TASK STATEMENT: Repeat the data below exactly, dropping any pictures it holds.
============================================================
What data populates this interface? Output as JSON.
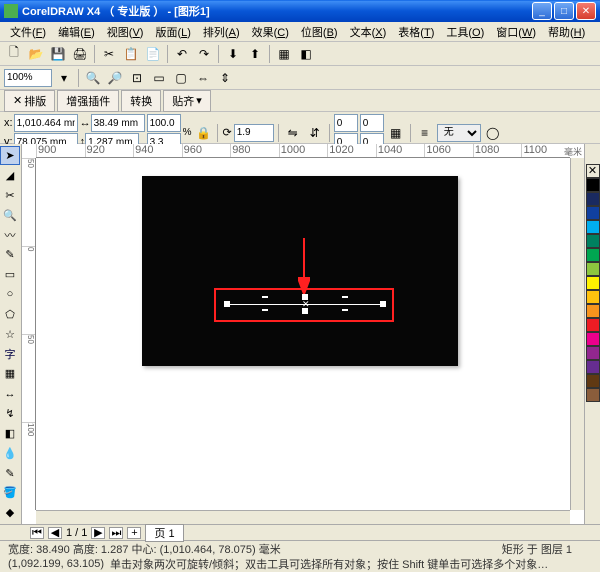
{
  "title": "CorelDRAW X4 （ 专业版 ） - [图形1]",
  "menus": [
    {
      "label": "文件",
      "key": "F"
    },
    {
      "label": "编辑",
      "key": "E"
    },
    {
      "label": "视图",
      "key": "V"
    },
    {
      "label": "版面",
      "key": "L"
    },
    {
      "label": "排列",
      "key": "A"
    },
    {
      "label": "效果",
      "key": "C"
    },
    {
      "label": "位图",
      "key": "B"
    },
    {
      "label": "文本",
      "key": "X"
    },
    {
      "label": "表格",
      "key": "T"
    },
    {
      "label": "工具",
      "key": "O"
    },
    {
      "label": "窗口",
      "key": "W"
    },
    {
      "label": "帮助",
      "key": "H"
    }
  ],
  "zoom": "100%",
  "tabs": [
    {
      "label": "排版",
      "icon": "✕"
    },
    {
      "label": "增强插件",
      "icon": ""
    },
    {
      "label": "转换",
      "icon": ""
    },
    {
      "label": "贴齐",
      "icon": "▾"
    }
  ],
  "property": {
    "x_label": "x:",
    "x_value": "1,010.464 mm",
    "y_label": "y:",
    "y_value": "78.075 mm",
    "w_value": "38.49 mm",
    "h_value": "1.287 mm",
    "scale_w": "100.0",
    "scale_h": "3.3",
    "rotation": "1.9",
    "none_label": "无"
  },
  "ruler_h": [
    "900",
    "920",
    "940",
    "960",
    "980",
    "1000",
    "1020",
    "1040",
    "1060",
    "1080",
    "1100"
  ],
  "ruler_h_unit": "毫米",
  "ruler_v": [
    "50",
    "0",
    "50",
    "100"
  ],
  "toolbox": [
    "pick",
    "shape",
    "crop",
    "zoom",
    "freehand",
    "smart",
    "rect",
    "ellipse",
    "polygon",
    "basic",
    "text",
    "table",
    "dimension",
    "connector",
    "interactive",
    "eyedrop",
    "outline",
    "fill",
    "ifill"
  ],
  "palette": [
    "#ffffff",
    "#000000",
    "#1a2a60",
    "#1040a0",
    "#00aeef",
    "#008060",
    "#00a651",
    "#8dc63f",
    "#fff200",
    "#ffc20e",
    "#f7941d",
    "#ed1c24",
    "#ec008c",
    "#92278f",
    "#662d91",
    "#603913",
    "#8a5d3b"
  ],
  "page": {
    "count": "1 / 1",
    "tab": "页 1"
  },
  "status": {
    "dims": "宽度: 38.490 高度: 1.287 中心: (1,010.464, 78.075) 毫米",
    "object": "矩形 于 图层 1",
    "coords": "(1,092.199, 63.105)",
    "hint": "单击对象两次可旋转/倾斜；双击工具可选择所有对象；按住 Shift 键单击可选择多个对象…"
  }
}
============================================================
OUTPUT FOR THIS EXERCISE:
What data populates this interface? Output as JSON.
{
  "title": "CorelDRAW X4 （ 专业版 ） - [图形1]",
  "menus": [
    {
      "label": "文件",
      "key": "F"
    },
    {
      "label": "编辑",
      "key": "E"
    },
    {
      "label": "视图",
      "key": "V"
    },
    {
      "label": "版面",
      "key": "L"
    },
    {
      "label": "排列",
      "key": "A"
    },
    {
      "label": "效果",
      "key": "C"
    },
    {
      "label": "位图",
      "key": "B"
    },
    {
      "label": "文本",
      "key": "X"
    },
    {
      "label": "表格",
      "key": "T"
    },
    {
      "label": "工具",
      "key": "O"
    },
    {
      "label": "窗口",
      "key": "W"
    },
    {
      "label": "帮助",
      "key": "H"
    }
  ],
  "zoom": "100%",
  "tabs": [
    {
      "label": "排版",
      "icon": "✕"
    },
    {
      "label": "增强插件",
      "icon": ""
    },
    {
      "label": "转换",
      "icon": ""
    },
    {
      "label": "贴齐",
      "icon": "▾"
    }
  ],
  "property": {
    "x_label": "x:",
    "x_value": "1,010.464 mm",
    "y_label": "y:",
    "y_value": "78.075 mm",
    "w_value": "38.49 mm",
    "h_value": "1.287 mm",
    "scale_w": "100.0",
    "scale_h": "3.3",
    "rotation": "1.9",
    "none_label": "无"
  },
  "ruler_h": [
    "900",
    "920",
    "940",
    "960",
    "980",
    "1000",
    "1020",
    "1040",
    "1060",
    "1080",
    "1100"
  ],
  "ruler_h_unit": "毫米",
  "ruler_v": [
    "50",
    "0",
    "50",
    "100"
  ],
  "toolbox": [
    "pick",
    "shape",
    "crop",
    "zoom",
    "freehand",
    "smart",
    "rect",
    "ellipse",
    "polygon",
    "basic",
    "text",
    "table",
    "dimension",
    "connector",
    "interactive",
    "eyedrop",
    "outline",
    "fill",
    "ifill"
  ],
  "palette": [
    "#ffffff",
    "#000000",
    "#1a2a60",
    "#1040a0",
    "#00aeef",
    "#008060",
    "#00a651",
    "#8dc63f",
    "#fff200",
    "#ffc20e",
    "#f7941d",
    "#ed1c24",
    "#ec008c",
    "#92278f",
    "#662d91",
    "#603913",
    "#8a5d3b"
  ],
  "page": {
    "count": "1 / 1",
    "tab": "页 1"
  },
  "status": {
    "dims": "宽度: 38.490 高度: 1.287 中心: (1,010.464, 78.075) 毫米",
    "object": "矩形 于 图层 1",
    "coords": "(1,092.199, 63.105)",
    "hint": "单击对象两次可旋转/倾斜；双击工具可选择所有对象；按住 Shift 键单击可选择多个对象…"
  }
}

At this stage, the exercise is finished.